··· Data listing

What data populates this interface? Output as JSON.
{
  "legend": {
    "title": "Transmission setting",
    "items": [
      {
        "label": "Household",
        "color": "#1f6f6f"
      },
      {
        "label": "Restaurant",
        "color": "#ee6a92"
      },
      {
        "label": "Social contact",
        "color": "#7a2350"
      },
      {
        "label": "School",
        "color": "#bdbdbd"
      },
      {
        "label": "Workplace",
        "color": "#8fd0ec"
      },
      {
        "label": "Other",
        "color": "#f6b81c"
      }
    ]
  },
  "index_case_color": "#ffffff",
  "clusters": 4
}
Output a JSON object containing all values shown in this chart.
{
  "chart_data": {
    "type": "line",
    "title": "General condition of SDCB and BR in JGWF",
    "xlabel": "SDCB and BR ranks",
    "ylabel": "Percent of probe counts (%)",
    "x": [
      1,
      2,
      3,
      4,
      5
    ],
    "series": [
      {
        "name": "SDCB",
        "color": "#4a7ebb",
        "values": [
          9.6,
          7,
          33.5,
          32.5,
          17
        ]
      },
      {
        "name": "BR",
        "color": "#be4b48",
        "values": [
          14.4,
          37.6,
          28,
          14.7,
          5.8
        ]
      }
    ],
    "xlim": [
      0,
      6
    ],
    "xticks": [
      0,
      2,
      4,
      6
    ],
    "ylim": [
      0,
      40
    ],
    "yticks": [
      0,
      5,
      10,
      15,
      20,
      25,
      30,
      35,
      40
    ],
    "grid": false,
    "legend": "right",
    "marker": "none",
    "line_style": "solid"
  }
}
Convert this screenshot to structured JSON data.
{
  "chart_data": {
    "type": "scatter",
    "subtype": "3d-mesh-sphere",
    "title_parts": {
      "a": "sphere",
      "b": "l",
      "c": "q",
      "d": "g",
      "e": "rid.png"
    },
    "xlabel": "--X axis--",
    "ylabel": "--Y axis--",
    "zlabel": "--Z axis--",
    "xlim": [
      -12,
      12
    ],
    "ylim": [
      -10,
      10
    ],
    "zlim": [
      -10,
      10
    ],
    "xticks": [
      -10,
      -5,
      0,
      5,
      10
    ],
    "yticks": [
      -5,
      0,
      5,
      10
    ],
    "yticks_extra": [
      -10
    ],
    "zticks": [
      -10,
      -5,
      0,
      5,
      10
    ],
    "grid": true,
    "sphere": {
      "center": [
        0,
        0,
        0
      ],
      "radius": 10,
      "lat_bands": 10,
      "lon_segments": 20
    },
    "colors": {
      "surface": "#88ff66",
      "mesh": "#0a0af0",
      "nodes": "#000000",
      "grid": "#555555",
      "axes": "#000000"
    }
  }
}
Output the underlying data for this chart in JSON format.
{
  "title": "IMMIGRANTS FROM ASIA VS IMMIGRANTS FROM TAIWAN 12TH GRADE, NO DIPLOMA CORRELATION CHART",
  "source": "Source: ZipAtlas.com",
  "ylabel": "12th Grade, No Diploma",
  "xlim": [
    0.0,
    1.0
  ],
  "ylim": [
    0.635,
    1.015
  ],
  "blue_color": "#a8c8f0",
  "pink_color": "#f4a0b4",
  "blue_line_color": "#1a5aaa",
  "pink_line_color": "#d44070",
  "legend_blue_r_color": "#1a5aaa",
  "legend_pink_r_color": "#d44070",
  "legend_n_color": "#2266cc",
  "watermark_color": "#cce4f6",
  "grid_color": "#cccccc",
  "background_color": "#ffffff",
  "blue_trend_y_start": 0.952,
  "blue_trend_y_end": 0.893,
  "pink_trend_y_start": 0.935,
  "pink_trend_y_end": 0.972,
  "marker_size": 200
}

······

**Goal:**
Please give back all of the records exactly as written.

**Reply to the exercise:**
What data populates this interface? Output as JSON.
{
  "legend": {
    "title": "Transmission setting",
    "items": [
      {
        "label": "Household",
        "color": "#1f6f6f"
      },
      {
        "label": "Restaurant",
        "color": "#ee6a92"
      },
      {
        "label": "Social contact",
        "color": "#7a2350"
      },
      {
        "label": "School",
        "color": "#bdbdbd"
      },
      {
        "label": "Workplace",
        "color": "#8fd0ec"
      },
      {
        "label": "Other",
        "color": "#f6b81c"
      }
    ]
  },
  "index_case_color": "#ffffff",
  "clusters": 4
}
Output a JSON object containing all values shown in this chart.
{
  "chart_data": {
    "type": "line",
    "title": "General condition of SDCB and BR in JGWF",
    "xlabel": "SDCB and BR ranks",
    "ylabel": "Percent of probe counts (%)",
    "x": [
      1,
      2,
      3,
      4,
      5
    ],
    "series": [
      {
        "name": "SDCB",
        "color": "#4a7ebb",
        "values": [
          9.6,
          7,
          33.5,
          32.5,
          17
        ]
      },
      {
        "name": "BR",
        "color": "#be4b48",
        "values": [
          14.4,
          37.6,
          28,
          14.7,
          5.8
        ]
      }
    ],
    "xlim": [
      0,
      6
    ],
    "xticks": [
      0,
      2,
      4,
      6
    ],
    "ylim": [
      0,
      40
    ],
    "yticks": [
      0,
      5,
      10,
      15,
      20,
      25,
      30,
      35,
      40
    ],
    "grid": false,
    "legend": "right",
    "marker": "none",
    "line_style": "solid"
  }
}
Convert this screenshot to structured JSON data.
{
  "chart_data": {
    "type": "scatter",
    "subtype": "3d-mesh-sphere",
    "title_parts": {
      "a": "sphere",
      "b": "l",
      "c": "q",
      "d": "g",
      "e": "rid.png"
    },
    "xlabel": "--X axis--",
    "ylabel": "--Y axis--",
    "zlabel": "--Z axis--",
    "xlim": [
      -12,
      12
    ],
    "ylim": [
      -10,
      10
    ],
    "zlim": [
      -10,
      10
    ],
    "xticks": [
      -10,
      -5,
      0,
      5,
      10
    ],
    "yticks": [
      -5,
      0,
      5,
      10
    ],
    "yticks_extra": [
      -10
    ],
    "zticks": [
      -10,
      -5,
      0,
      5,
      10
    ],
    "grid": true,
    "sphere": {
      "center": [
        0,
        0,
        0
      ],
      "radius": 10,
      "lat_bands": 10,
      "lon_segments": 20
    },
    "colors": {
      "surface": "#88ff66",
      "mesh": "#0a0af0",
      "nodes": "#000000",
      "grid": "#555555",
      "axes": "#000000"
    }
  }
}
Output the underlying data for this chart in JSON format.
{
  "title": "IMMIGRANTS FROM ASIA VS IMMIGRANTS FROM TAIWAN 12TH GRADE, NO DIPLOMA CORRELATION CHART",
  "source": "Source: ZipAtlas.com",
  "ylabel": "12th Grade, No Diploma",
  "xlim": [
    0.0,
    1.0
  ],
  "ylim": [
    0.635,
    1.015
  ],
  "blue_color": "#a8c8f0",
  "pink_color": "#f4a0b4",
  "blue_line_color": "#1a5aaa",
  "pink_line_color": "#d44070",
  "legend_blue_r_color": "#1a5aaa",
  "legend_pink_r_color": "#d44070",
  "legend_n_color": "#2266cc",
  "watermark_color": "#cce4f6",
  "grid_color": "#cccccc",
  "background_color": "#ffffff",
  "blue_trend_y_start": 0.952,
  "blue_trend_y_end": 0.893,
  "pink_trend_y_start": 0.935,
  "pink_trend_y_end": 0.972,
  "marker_size": 200
}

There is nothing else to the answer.